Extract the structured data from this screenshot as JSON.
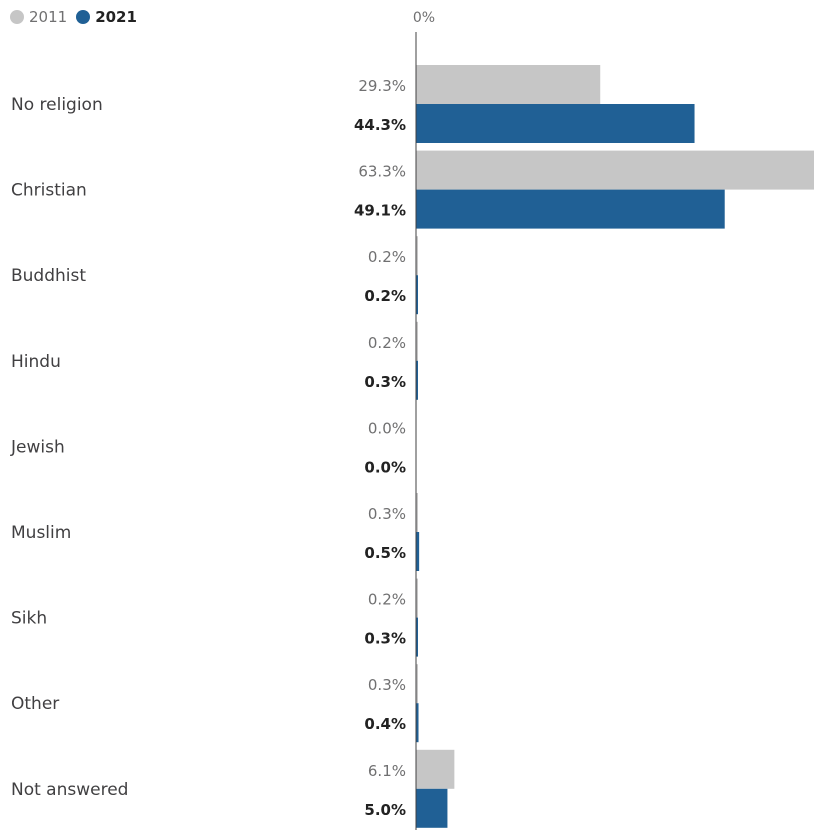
{
  "chart_data": {
    "type": "bar",
    "orientation": "horizontal",
    "categories": [
      "No religion",
      "Christian",
      "Buddhist",
      "Hindu",
      "Jewish",
      "Muslim",
      "Sikh",
      "Other",
      "Not answered"
    ],
    "series": [
      {
        "name": "2011",
        "values": [
          29.3,
          63.3,
          0.2,
          0.2,
          0.0,
          0.3,
          0.2,
          0.3,
          6.1
        ],
        "labels": [
          "29.3%",
          "63.3%",
          "0.2%",
          "0.2%",
          "0.0%",
          "0.3%",
          "0.2%",
          "0.3%",
          "6.1%"
        ],
        "color": "#c6c6c6"
      },
      {
        "name": "2021",
        "values": [
          44.3,
          49.1,
          0.2,
          0.3,
          0.0,
          0.5,
          0.3,
          0.4,
          5.0
        ],
        "labels": [
          "44.3%",
          "49.1%",
          "0.2%",
          "0.3%",
          "0.0%",
          "0.5%",
          "0.3%",
          "0.4%",
          "5.0%"
        ],
        "color": "#206095"
      }
    ],
    "x_tick_label": "0%",
    "xlim": [
      0,
      63.3
    ],
    "legend_placement": "top-left",
    "grid": false
  }
}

• **TASK INSTRUCTIONS**: Leaving aside the images, write out the entries above word for word.

• **PROBLEM SOLUTION**:
Extract the structured data from this screenshot as JSON.
{
  "chart_data": {
    "type": "bar",
    "orientation": "horizontal",
    "categories": [
      "No religion",
      "Christian",
      "Buddhist",
      "Hindu",
      "Jewish",
      "Muslim",
      "Sikh",
      "Other",
      "Not answered"
    ],
    "series": [
      {
        "name": "2011",
        "values": [
          29.3,
          63.3,
          0.2,
          0.2,
          0.0,
          0.3,
          0.2,
          0.3,
          6.1
        ],
        "labels": [
          "29.3%",
          "63.3%",
          "0.2%",
          "0.2%",
          "0.0%",
          "0.3%",
          "0.2%",
          "0.3%",
          "6.1%"
        ],
        "color": "#c6c6c6"
      },
      {
        "name": "2021",
        "values": [
          44.3,
          49.1,
          0.2,
          0.3,
          0.0,
          0.5,
          0.3,
          0.4,
          5.0
        ],
        "labels": [
          "44.3%",
          "49.1%",
          "0.2%",
          "0.3%",
          "0.0%",
          "0.5%",
          "0.3%",
          "0.4%",
          "5.0%"
        ],
        "color": "#206095"
      }
    ],
    "x_tick_label": "0%",
    "xlim": [
      0,
      63.3
    ],
    "legend_placement": "top-left",
    "grid": false
  }
}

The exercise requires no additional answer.